— START Text —
Bharata’s own summary of his dramatic theory is as follows: “The combination called nāṭya is a mixture of rasas, bhāvas, abhinayas, dharmīs, vṛttis, pravṛttis, siddhi, svaras, instruments, song and theatre-house”.

While Western practitioners usually tend to structure everything for its utilisation, Art practitioners in the East cross the threshold of the comprehensible constructed level to a state of esoteric obscurity beyond the well-structured and rehearsed material. I believe that a big leap leads to the experience. A leap is indispensable.

I found Eugenio Barba deeper in his search and use of Indigenous methods or techniques. One of his passages on Indian Art practices endorses my views. He writes, “Continuity in the arts relies on human beings. Written texts may record certain principles, but the belief in the efficacy of the living teacher goes back to the time of the ancient sage/teacher, Narada: ‘What is learnt from reliance on books and is not learnt from a teacher does not shine in an assembly’.” Most of the crucial knowledge is transferred through non-verbal means and their nuances of expression exist beyond words.

What is the Sanskrit influence on Bengali theatre and is it restricted to a particular region?

Many Nāṭyaśalās built by the Hindu Kings were destroyed with the advent of the Muslim conquerors. A few pieces of evidence of the performance spaces constructed by the last Hindu ruler Lakshman Sen are found. During his reign, the poet Jayadeva wrote Gītgovinda in Sanskrit, however, it has elements of folk performances. Dr Ajit Kumar Ghosh argues that though the Gītgovinda was written in Sanskrit the form and performative element present in it is that of a Gītināṭya. We know that William Jones had defined this work as a pastoral drama. A similar trend is observed in Caryā Padas. On the other hand, the folk performances were found to adopt elements from Sanskrit Drama. Lord Caitanya’s performances described by Vrindavan Das in Caitanyabhāgavad are important examples of such an amalgamation of the classic and the folk culture in Bengal.  Caiatanya’s disciple Rupa Goswamin wrote plays in Sanskrit, like Bidagdha Madhava, Lalita Madhava and others. He strictly followed the norms of Sanskrit Drama in his plays. He constructed a Bhāṇikā named Dankeli Koumudi.  Swarup Damodar and Rai Ramananda were the other two disciples who accompanied Caitanya in his theatrical ventures. Rai Ramananda was an experienced and expert theatre director. He directed the play Jagannath Ballava. Sanskrit theatre thrived in Bengal during the Vaiṣṇava period.
— END Text —
— START Data extract —
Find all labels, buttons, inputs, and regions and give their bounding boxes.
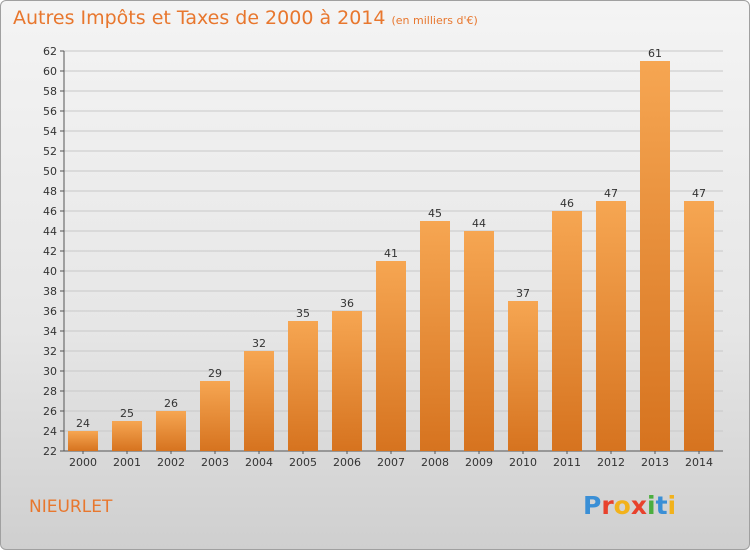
x-tick-label: 2010 xyxy=(509,456,537,469)
data-label: 26 xyxy=(164,397,178,410)
bar xyxy=(288,321,318,451)
y-tick-label: 28 xyxy=(43,385,57,398)
chart-subtitle: (en milliers d'€) xyxy=(391,14,478,27)
x-tick-label: 2001 xyxy=(113,456,141,469)
data-label: 44 xyxy=(472,217,486,230)
logo-letter: i xyxy=(667,491,677,520)
x-tick-label: 2011 xyxy=(553,456,581,469)
data-label: 46 xyxy=(560,197,574,210)
y-tick-label: 46 xyxy=(43,205,57,218)
bar xyxy=(112,421,142,451)
y-tick-label: 36 xyxy=(43,305,57,318)
y-tick-label: 22 xyxy=(43,445,57,458)
y-tick-label: 38 xyxy=(43,285,57,298)
y-tick-label: 42 xyxy=(43,245,57,258)
logo-letter: r xyxy=(601,491,614,520)
data-label: 25 xyxy=(120,407,134,420)
data-label: 37 xyxy=(516,287,530,300)
data-label: 47 xyxy=(604,187,618,200)
x-tick-label: 2004 xyxy=(245,456,273,469)
y-tick-label: 62 xyxy=(43,45,57,58)
x-tick-label: 2008 xyxy=(421,456,449,469)
data-label: 61 xyxy=(648,47,662,60)
y-tick-label: 44 xyxy=(43,225,57,238)
chart-title: Autres Impôts et Taxes de 2000 à 2014 (en… xyxy=(13,7,478,29)
logo-letter: x xyxy=(630,491,647,520)
data-label: 41 xyxy=(384,247,398,260)
data-label: 47 xyxy=(692,187,706,200)
y-tick-label: 26 xyxy=(43,405,57,418)
y-tick-label: 50 xyxy=(43,165,57,178)
bar xyxy=(420,221,450,451)
logo-letter: P xyxy=(583,491,602,520)
x-tick-label: 2012 xyxy=(597,456,625,469)
y-tick-label: 48 xyxy=(43,185,57,198)
x-tick-label: 2013 xyxy=(641,456,669,469)
y-tick-label: 30 xyxy=(43,365,57,378)
bar xyxy=(200,381,230,451)
logo-letter: o xyxy=(613,491,631,520)
bar xyxy=(508,301,538,451)
logo-letter: i xyxy=(647,491,656,520)
bar xyxy=(156,411,186,451)
commune-name: NIEURLET xyxy=(29,497,113,517)
bar xyxy=(640,61,670,451)
logo-letter: t xyxy=(655,491,668,520)
y-tick-label: 56 xyxy=(43,105,57,118)
x-tick-label: 2014 xyxy=(685,456,713,469)
y-tick-label: 60 xyxy=(43,65,57,78)
data-label: 36 xyxy=(340,297,354,310)
y-tick-label: 34 xyxy=(43,325,57,338)
data-label: 29 xyxy=(208,367,222,380)
bar xyxy=(596,201,626,451)
x-tick-label: 2005 xyxy=(289,456,317,469)
bar xyxy=(464,231,494,451)
proxiti-logo: Proxiti xyxy=(583,491,676,520)
x-tick-label: 2009 xyxy=(465,456,493,469)
x-tick-label: 2007 xyxy=(377,456,405,469)
y-tick-label: 40 xyxy=(43,265,57,278)
x-tick-label: 2006 xyxy=(333,456,361,469)
data-label: 24 xyxy=(76,417,90,430)
data-label: 32 xyxy=(252,337,266,350)
bar xyxy=(244,351,274,451)
y-tick-label: 58 xyxy=(43,85,57,98)
bar xyxy=(684,201,714,451)
data-label: 45 xyxy=(428,207,442,220)
y-tick-label: 52 xyxy=(43,145,57,158)
x-tick-label: 2002 xyxy=(157,456,185,469)
bar xyxy=(552,211,582,451)
y-tick-label: 54 xyxy=(43,125,57,138)
chart-title-text: Autres Impôts et Taxes de 2000 à 2014 xyxy=(13,7,386,29)
y-tick-label: 24 xyxy=(43,425,57,438)
x-tick-label: 2003 xyxy=(201,456,229,469)
bar xyxy=(332,311,362,451)
x-tick-label: 2000 xyxy=(69,456,97,469)
bar xyxy=(376,261,406,451)
y-tick-label: 32 xyxy=(43,345,57,358)
data-label: 35 xyxy=(296,307,310,320)
bar xyxy=(68,431,98,451)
— END Data extract —
» Exercise description
Please reproduce the part of the text on Sanskrit and Bengali theatre starting with "I found Eugenio" and going on through "exist beyond words.".

» Worked solution
I found Eugenio Barba deeper in his search and use of Indigenous methods or techniques. One of his passages on Indian Art practices endorses my views. He writes, “Continuity in the arts relies on human beings. Written texts may record certain principles, but the belief in the efficacy of the living teacher goes back to the time of the ancient sage/teacher, Narada: ‘What is learnt from reliance on books and is not learnt from a teacher does not shine in an assembly’.” Most of the crucial knowledge is transferred through non-verbal means and their nuances of expression exist beyond words.